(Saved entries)
START

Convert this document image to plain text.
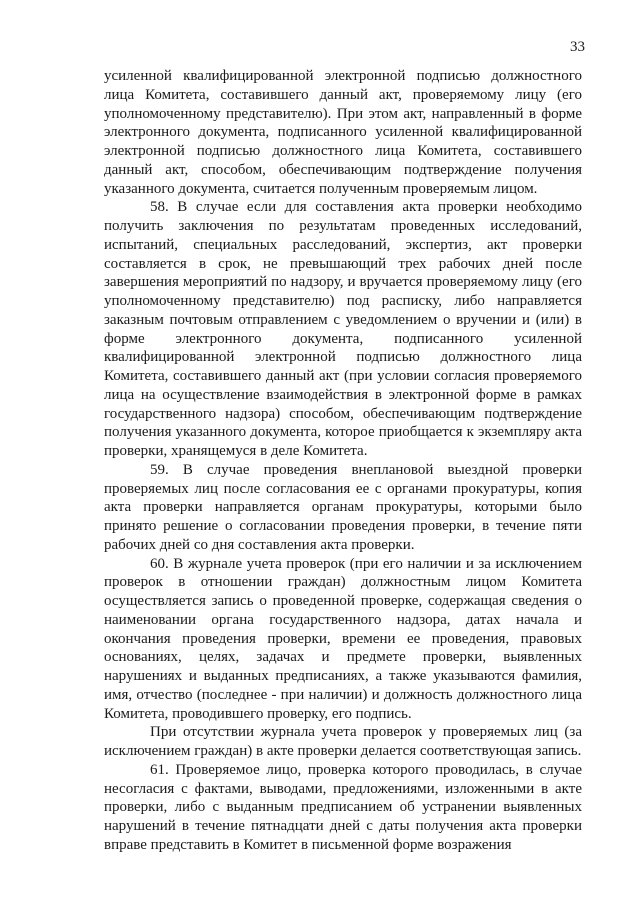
33

усиленной квалифицированной электронной подписью должностного лица Комитета, составившего данный акт, проверяемому лицу (его уполномоченному представителю). При этом акт, направленный в форме электронного документа, подписанного усиленной квалифицированной электронной подписью должностного лица Комитета, составившего данный акт, способом, обеспечивающим подтверждение получения указанного документа, считается полученным проверяемым лицом.

58. В случае если для составления акта проверки необходимо получить заключения по результатам проведенных исследований, испытаний, специальных расследований, экспертиз, акт проверки составляется в срок, не превышающий трех рабочих дней после завершения мероприятий по надзору, и вручается проверяемому лицу (его уполномоченному представителю) под расписку, либо направляется заказным почтовым отправлением с уведомлением о вручении и (или) в форме электронного документа, подписанного усиленной квалифицированной электронной подписью должностного лица Комитета, составившего данный акт (при условии согласия проверяемого лица на осуществление взаимодействия в электронной форме в рамках государственного надзора) способом, обеспечивающим подтверждение получения указанного документа, которое приобщается к экземпляру акта проверки, хранящемуся в деле Комитета.

59. В случае проведения внеплановой выездной проверки проверяемых лиц после согласования ее с органами прокуратуры, копия акта проверки направляется органам прокуратуры, которыми было принято решение о согласовании проведения проверки, в течение пяти рабочих дней со дня составления акта проверки.

60. В журнале учета проверок (при его наличии и за исключением проверок в отношении граждан) должностным лицом Комитета осуществляется запись о проведенной проверке, содержащая сведения о наименовании органа государственного надзора, датах начала и окончания проведения проверки, времени ее проведения, правовых основаниях, целях, задачах и предмете проверки, выявленных нарушениях и выданных предписаниях, а также указываются фамилия, имя, отчество (последнее - при наличии) и должность должностного лица Комитета, проводившего проверку, его подпись.

При отсутствии журнала учета проверок у проверяемых лиц (за исключением граждан) в акте проверки делается соответствующая запись.

61. Проверяемое лицо, проверка которого проводилась, в случае несогласия с фактами, выводами, предложениями, изложенными в акте проверки, либо с выданным предписанием об устранении выявленных нарушений в течение пятнадцати дней с даты получения акта проверки вправе представить в Комитет в письменной форме возражения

END

### Stated task
Make a word-for-word copy of the entries, without any pictures.

### Written response
Convert this document image to plain text.
33

усиленной квалифицированной электронной подписью должностного лица Комитета, составившего данный акт, проверяемому лицу (его уполномоченному представителю). При этом акт, направленный в форме электронного документа, подписанного усиленной квалифицированной электронной подписью должностного лица Комитета, составившего данный акт, способом, обеспечивающим подтверждение получения указанного документа, считается полученным проверяемым лицом.

58. В случае если для составления акта проверки необходимо получить заключения по результатам проведенных исследований, испытаний, специальных расследований, экспертиз, акт проверки составляется в срок, не превышающий трех рабочих дней после завершения мероприятий по надзору, и вручается проверяемому лицу (его уполномоченному представителю) под расписку, либо направляется заказным почтовым отправлением с уведомлением о вручении и (или) в форме электронного документа, подписанного усиленной квалифицированной электронной подписью должностного лица Комитета, составившего данный акт (при условии согласия проверяемого лица на осуществление взаимодействия в электронной форме в рамках государственного надзора) способом, обеспечивающим подтверждение получения указанного документа, которое приобщается к экземпляру акта проверки, хранящемуся в деле Комитета.

59. В случае проведения внеплановой выездной проверки проверяемых лиц после согласования ее с органами прокуратуры, копия акта проверки направляется органам прокуратуры, которыми было принято решение о согласовании проведения проверки, в течение пяти рабочих дней со дня составления акта проверки.

60. В журнале учета проверок (при его наличии и за исключением проверок в отношении граждан) должностным лицом Комитета осуществляется запись о проведенной проверке, содержащая сведения о наименовании органа государственного надзора, датах начала и окончания проведения проверки, времени ее проведения, правовых основаниях, целях, задачах и предмете проверки, выявленных нарушениях и выданных предписаниях, а также указываются фамилия, имя, отчество (последнее - при наличии) и должность должностного лица Комитета, проводившего проверку, его подпись.

При отсутствии журнала учета проверок у проверяемых лиц (за исключением граждан) в акте проверки делается соответствующая запись.

61. Проверяемое лицо, проверка которого проводилась, в случае несогласия с фактами, выводами, предложениями, изложенными в акте проверки, либо с выданным предписанием об устранении выявленных нарушений в течение пятнадцати дней с даты получения акта проверки вправе представить в Комитет в письменной форме возражения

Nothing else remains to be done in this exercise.